OBJECTIVE | All of the lines below are to be printed again exactly; images are excluded from the output.

DATA FOR THE TASK |
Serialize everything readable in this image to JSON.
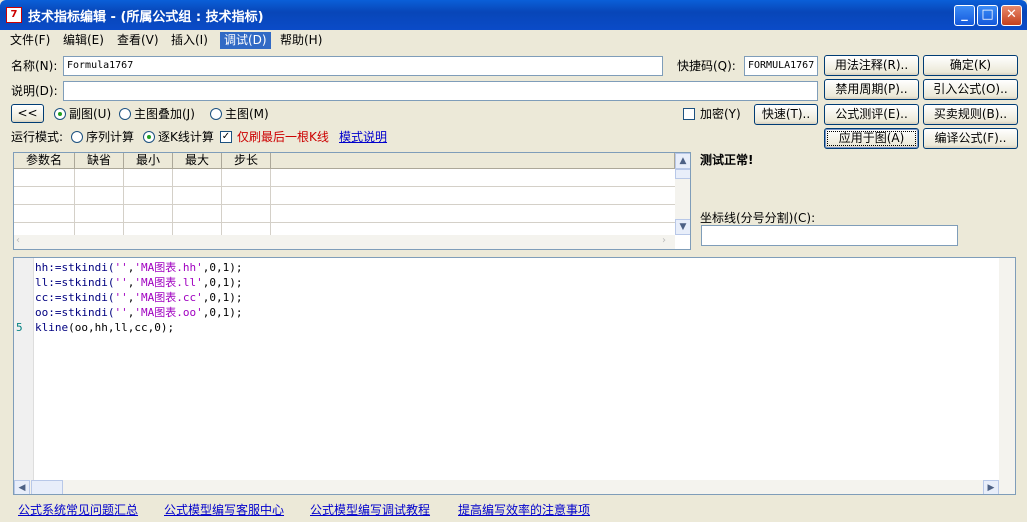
{
  "window": {
    "title": "技术指标编辑 - (所属公式组 : 技术指标)",
    "icon_text": "7",
    "controls": {
      "minimize": "_",
      "maximize": "□",
      "close": "✕"
    }
  },
  "menu": {
    "file": "文件(F)",
    "edit": "编辑(E)",
    "view": "查看(V)",
    "insert": "插入(I)",
    "debug": "调试(D)",
    "help": "帮助(H)"
  },
  "form": {
    "name_label": "名称(N):",
    "name_value": "Formula1767",
    "shortcut_label": "快捷码(Q):",
    "shortcut_value": "FORMULA1767",
    "desc_label": "说明(D):",
    "desc_value": "",
    "collapse_button": "<<",
    "mode_options": [
      "副图(U)",
      "主图叠加(J)",
      "主图(M)"
    ],
    "mode_selected": "副图(U)",
    "encrypt_label": "加密(Y)",
    "encrypt_checked": false,
    "quick_button": "快速(T)..",
    "run_mode_label": "运行模式:",
    "run_options": [
      "序列计算",
      "逐K线计算"
    ],
    "run_selected": "逐K线计算",
    "refresh_last_label": "仅刷最后一根K线",
    "refresh_last_checked": true,
    "mode_help_link": "模式说明"
  },
  "buttons": {
    "usage_notes": "用法注释(R)..",
    "ok": "确定(K)",
    "disable_period": "禁用周期(P)..",
    "import_formula": "引入公式(O)..",
    "formula_test": "公式测评(E)..",
    "trade_rules": "买卖规则(B)..",
    "apply_to_chart": "应用于图(A)",
    "compile_formula": "编译公式(F).."
  },
  "param_table": {
    "headers": [
      "参数名",
      "缺省",
      "最小",
      "最大",
      "步长"
    ],
    "rows": []
  },
  "status": {
    "test_message": "测试正常!",
    "test_color": "#cc0000",
    "axis_label": "坐标线(分号分割)(C):",
    "axis_value": ""
  },
  "code": {
    "lines": [
      {
        "num": "",
        "parts": [
          [
            "hh:=stkindi(",
            "fn"
          ],
          [
            "''",
            "str"
          ],
          [
            ",",
            ""
          ],
          [
            "'MA图表.hh'",
            "str"
          ],
          [
            ",0,1);",
            ""
          ]
        ]
      },
      {
        "num": "",
        "parts": [
          [
            "ll:=stkindi(",
            "fn"
          ],
          [
            "''",
            "str"
          ],
          [
            ",",
            ""
          ],
          [
            "'MA图表.ll'",
            "str"
          ],
          [
            ",0,1);",
            ""
          ]
        ]
      },
      {
        "num": "",
        "parts": [
          [
            "cc:=stkindi(",
            "fn"
          ],
          [
            "''",
            "str"
          ],
          [
            ",",
            ""
          ],
          [
            "'MA图表.cc'",
            "str"
          ],
          [
            ",0,1);",
            ""
          ]
        ]
      },
      {
        "num": "",
        "parts": [
          [
            "oo:=stkindi(",
            "fn"
          ],
          [
            "''",
            "str"
          ],
          [
            ",",
            ""
          ],
          [
            "'MA图表.oo'",
            "str"
          ],
          [
            ",0,1);",
            ""
          ]
        ]
      },
      {
        "num": "5",
        "parts": [
          [
            "kline",
            "fn"
          ],
          [
            "(oo,hh,ll,cc,0);",
            ""
          ]
        ]
      }
    ]
  },
  "footer_links": [
    "公式系统常见问题汇总",
    "公式模型编写客服中心",
    "公式模型编写调试教程",
    "提高编写效率的注意事项"
  ]
}
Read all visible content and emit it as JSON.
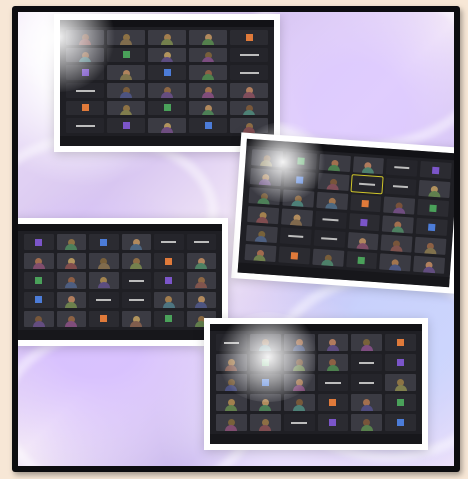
{
  "collage": {
    "screenshots": [
      {
        "id": "top-left",
        "cols": 5,
        "rows": 6
      },
      {
        "id": "top-right",
        "cols": 6,
        "rows": 6
      },
      {
        "id": "middle-left",
        "cols": 6,
        "rows": 5
      },
      {
        "id": "bottom-right",
        "cols": 6,
        "rows": 5
      }
    ]
  },
  "colors": {
    "frame": "#0d0d10",
    "screen": "#1f1f24",
    "accent_blue": "#4c7cd8",
    "accent_purple": "#7b55c9",
    "accent_orange": "#e07a3a",
    "highlight_yellow": "#d0c62a"
  }
}
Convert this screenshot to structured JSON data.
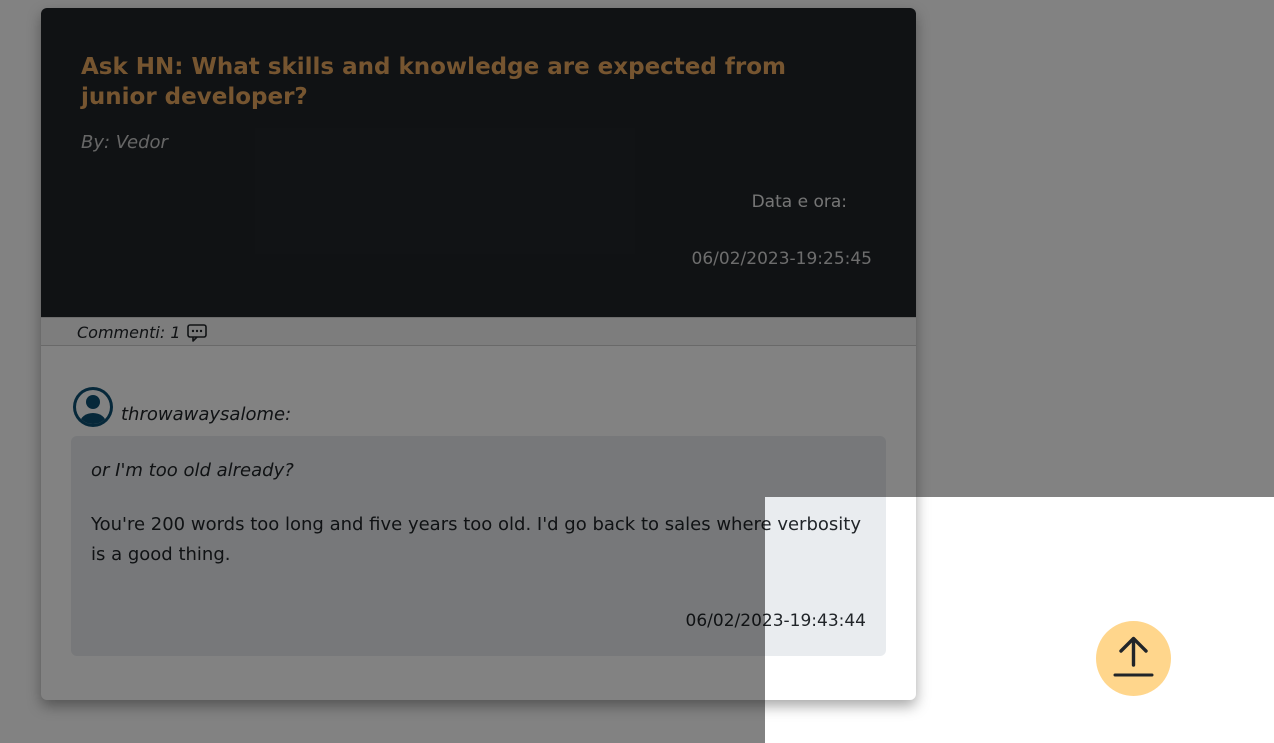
{
  "post": {
    "title": "Ask HN: What skills and knowledge are expected from junior developer?",
    "author": "By: Vedor",
    "date_label": "Data e ora:",
    "date_value": "06/02/2023-19:25:45"
  },
  "comments_bar": {
    "count_label": "Commenti: 1",
    "icon": "comment-dots-icon"
  },
  "comments": [
    {
      "avatar_icon": "person-circle-icon",
      "user": "throwawaysalome:",
      "quote": "or I'm too old already?",
      "text": "You're 200 words too long and five years too old. I'd go back to sales where verbosity is a good thing.",
      "date": "06/02/2023-19:43:44"
    }
  ],
  "scroll_button": {
    "icon": "arrow-up-to-line-icon"
  },
  "colors": {
    "header_bg": "#212529",
    "title": "#e8a85f",
    "comment_box": "#e9ecef",
    "avatar": "#0d4f73",
    "scroll_button": "#ffd68c"
  }
}
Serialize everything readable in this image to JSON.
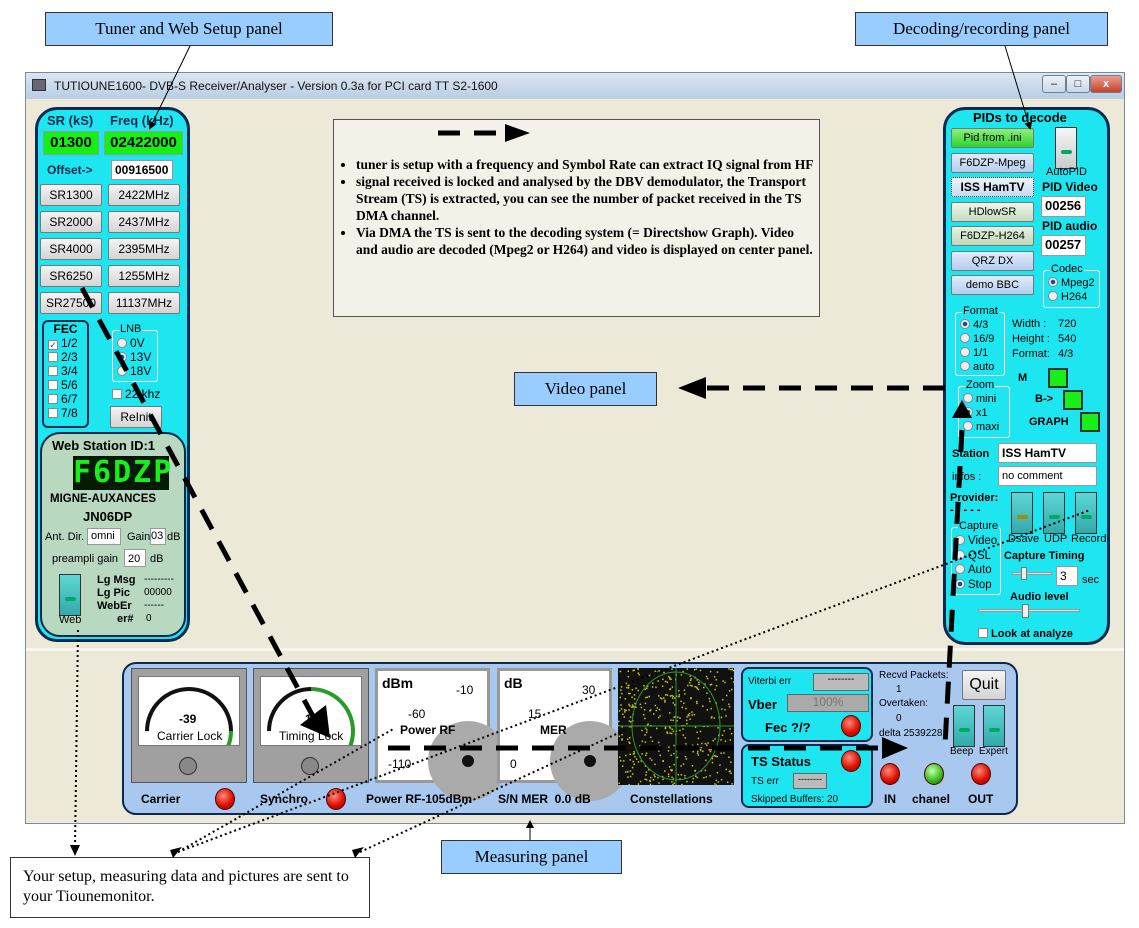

REPLY |
Serialize everything readable in this image to JSON.
{
  "window": {
    "title": "技术指标编辑 - (所属公式组 : 技术指标)",
    "icon_text": "7",
    "controls": {
      "minimize": "_",
      "maximize": "□",
      "close": "✕"
    }
  },
  "menu": {
    "file": "文件(F)",
    "edit": "编辑(E)",
    "view": "查看(V)",
    "insert": "插入(I)",
    "debug": "调试(D)",
    "help": "帮助(H)"
  },
  "form": {
    "name_label": "名称(N):",
    "name_value": "Formula1767",
    "shortcut_label": "快捷码(Q):",
    "shortcut_value": "FORMULA1767",
    "desc_label": "说明(D):",
    "desc_value": "",
    "collapse_button": "<<",
    "mode_options": [
      "副图(U)",
      "主图叠加(J)",
      "主图(M)"
    ],
    "mode_selected": "副图(U)",
    "encrypt_label": "加密(Y)",
    "encrypt_checked": false,
    "quick_button": "快速(T)..",
    "run_mode_label": "运行模式:",
    "run_options": [
      "序列计算",
      "逐K线计算"
    ],
    "run_selected": "逐K线计算",
    "refresh_last_label": "仅刷最后一根K线",
    "refresh_last_checked": true,
    "mode_help_link": "模式说明"
  },
  "buttons": {
    "usage_notes": "用法注释(R)..",
    "ok": "确定(K)",
    "disable_period": "禁用周期(P)..",
    "import_formula": "引入公式(O)..",
    "formula_test": "公式测评(E)..",
    "trade_rules": "买卖规则(B)..",
    "apply_to_chart": "应用于图(A)",
    "compile_formula": "编译公式(F).."
  },
  "param_table": {
    "headers": [
      "参数名",
      "缺省",
      "最小",
      "最大",
      "步长"
    ],
    "rows": []
  },
  "status": {
    "test_message": "测试正常!",
    "test_color": "#cc0000",
    "axis_label": "坐标线(分号分割)(C):",
    "axis_value": ""
  },
  "code": {
    "lines": [
      {
        "num": "",
        "parts": [
          [
            "hh:=stkindi(",
            "fn"
          ],
          [
            "''",
            "str"
          ],
          [
            ",",
            ""
          ],
          [
            "'MA图表.hh'",
            "str"
          ],
          [
            ",0,1);",
            ""
          ]
        ]
      },
      {
        "num": "",
        "parts": [
          [
            "ll:=stkindi(",
            "fn"
          ],
          [
            "''",
            "str"
          ],
          [
            ",",
            ""
          ],
          [
            "'MA图表.ll'",
            "str"
          ],
          [
            ",0,1);",
            ""
          ]
        ]
      },
      {
        "num": "",
        "parts": [
          [
            "cc:=stkindi(",
            "fn"
          ],
          [
            "''",
            "str"
          ],
          [
            ",",
            ""
          ],
          [
            "'MA图表.cc'",
            "str"
          ],
          [
            ",0,1);",
            ""
          ]
        ]
      },
      {
        "num": "",
        "parts": [
          [
            "oo:=stkindi(",
            "fn"
          ],
          [
            "''",
            "str"
          ],
          [
            ",",
            ""
          ],
          [
            "'MA图表.oo'",
            "str"
          ],
          [
            ",0,1);",
            ""
          ]
        ]
      },
      {
        "num": "5",
        "parts": [
          [
            "kline",
            "fn"
          ],
          [
            "(oo,hh,ll,cc,0);",
            ""
          ]
        ]
      }
    ]
  },
  "footer_links": [
    "公式系统常见问题汇总",
    "公式模型编写客服中心",
    "公式模型编写调试教程",
    "提高编写效率的注意事项"
  ]
}
Read all visible content and emit it as JSON.
{
  "collage": {
    "screenshots": [
      {
        "id": "top-left",
        "cols": 5,
        "rows": 6
      },
      {
        "id": "top-right",
        "cols": 6,
        "rows": 6
      },
      {
        "id": "middle-left",
        "cols": 6,
        "rows": 5
      },
      {
        "id": "bottom-right",
        "cols": 6,
        "rows": 5
      }
    ]
  },
  "colors": {
    "frame": "#0d0d10",
    "screen": "#1f1f24",
    "accent_blue": "#4c7cd8",
    "accent_purple": "#7b55c9",
    "accent_orange": "#e07a3a",
    "highlight_yellow": "#d0c62a"
  }
}
Convert this screenshot to structured JSON data.
{
  "post": {
    "title": "Ask HN: What skills and knowledge are expected from junior developer?",
    "author": "By: Vedor",
    "date_label": "Data e ora:",
    "date_value": "06/02/2023-19:25:45"
  },
  "comments_bar": {
    "count_label": "Commenti: 1",
    "icon": "comment-dots-icon"
  },
  "comments": [
    {
      "avatar_icon": "person-circle-icon",
      "user": "throwawaysalome:",
      "quote": "or I'm too old already?",
      "text": "You're 200 words too long and five years too old. I'd go back to sales where verbosity is a good thing.",
      "date": "06/02/2023-19:43:44"
    }
  ],
  "scroll_button": {
    "icon": "arrow-up-to-line-icon"
  },
  "colors": {
    "header_bg": "#212529",
    "title": "#e8a85f",
    "comment_box": "#e9ecef",
    "avatar": "#0d4f73",
    "scroll_button": "#ffd68c"
  }
}
Serialize everything readable in this image to JSON.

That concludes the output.